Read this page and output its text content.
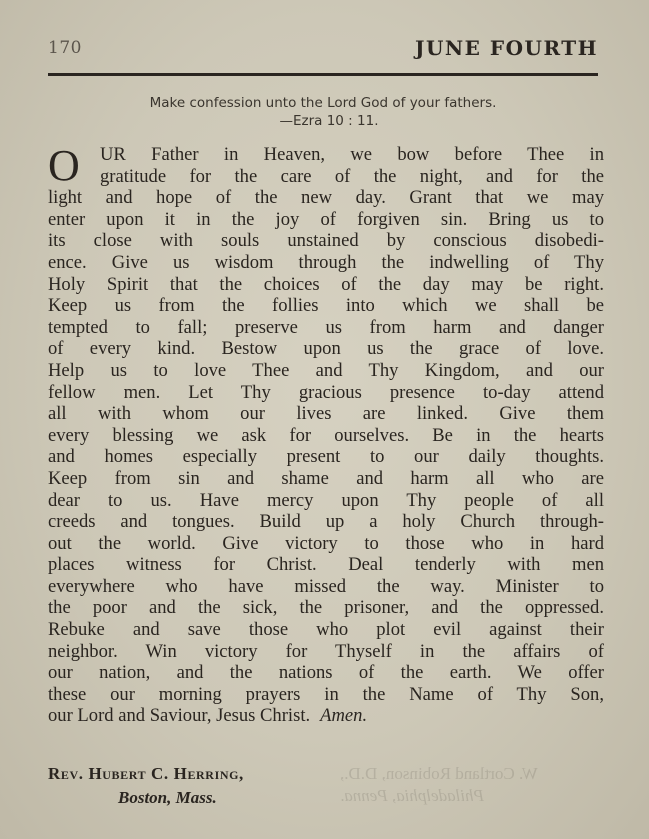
W. Cortland Robinson, D.D.,
Philadelphia, Penna.
170	JUNE FOURTH
Make confession unto the Lord God of your fathers.
—Ezra 10 : 11.
O	UR Father in Heaven, we bow before Thee in
gratitude for the care of the night, and for the
light and hope of the new day. Grant that we may
enter upon it in the joy of forgiven sin. Bring us to
its close with souls unstained by conscious disobedi-
ence. Give us wisdom through the indwelling of Thy
Holy Spirit that the choices of the day may be right.
Keep us from the follies into which we shall be
tempted to fall; preserve us from harm and danger
of every kind. Bestow upon us the grace of love.
Help us to love Thee and Thy Kingdom, and our
fellow men. Let Thy gracious presence to-day attend
all with whom our lives are linked. Give them
every blessing we ask for ourselves. Be in the hearts
and homes especially present to our daily thoughts.
Keep from sin and shame and harm all who are
dear to us. Have mercy upon Thy people of all
creeds and tongues. Build up a holy Church through-
out the world. Give victory to those who in hard
places witness for Christ. Deal tenderly with men
everywhere who have missed the way. Minister to
the poor and the sick, the prisoner, and the oppressed.
Rebuke and save those who plot evil against their
neighbor. Win victory for Thyself in the affairs of
our nation, and the nations of the earth. We offer
these our morning prayers in the Name of Thy Son,
our Lord and Saviour, Jesus Christ. Amen.
Rev. Hubert C. Herring,
Boston, Mass.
__________
**Aim of the exercise**
Write out every record above exactly as it stands, but leave out the pictures.

**Final result**
Read this page and output its text content.
W. Cortland Robinson, D.D.,
Philadelphia, Penna.
170	JUNE FOURTH
Make confession unto the Lord God of your fathers.
—Ezra 10 : 11.
O	UR Father in Heaven, we bow before Thee in
gratitude for the care of the night, and for the
light and hope of the new day. Grant that we may
enter upon it in the joy of forgiven sin. Bring us to
its close with souls unstained by conscious disobedi-
ence. Give us wisdom through the indwelling of Thy
Holy Spirit that the choices of the day may be right.
Keep us from the follies into which we shall be
tempted to fall; preserve us from harm and danger
of every kind. Bestow upon us the grace of love.
Help us to love Thee and Thy Kingdom, and our
fellow men. Let Thy gracious presence to-day attend
all with whom our lives are linked. Give them
every blessing we ask for ourselves. Be in the hearts
and homes especially present to our daily thoughts.
Keep from sin and shame and harm all who are
dear to us. Have mercy upon Thy people of all
creeds and tongues. Build up a holy Church through-
out the world. Give victory to those who in hard
places witness for Christ. Deal tenderly with men
everywhere who have missed the way. Minister to
the poor and the sick, the prisoner, and the oppressed.
Rebuke and save those who plot evil against their
neighbor. Win victory for Thyself in the affairs of
our nation, and the nations of the earth. We offer
these our morning prayers in the Name of Thy Son,
our Lord and Saviour, Jesus Christ. Amen.
Rev. Hubert C. Herring,
Boston, Mass.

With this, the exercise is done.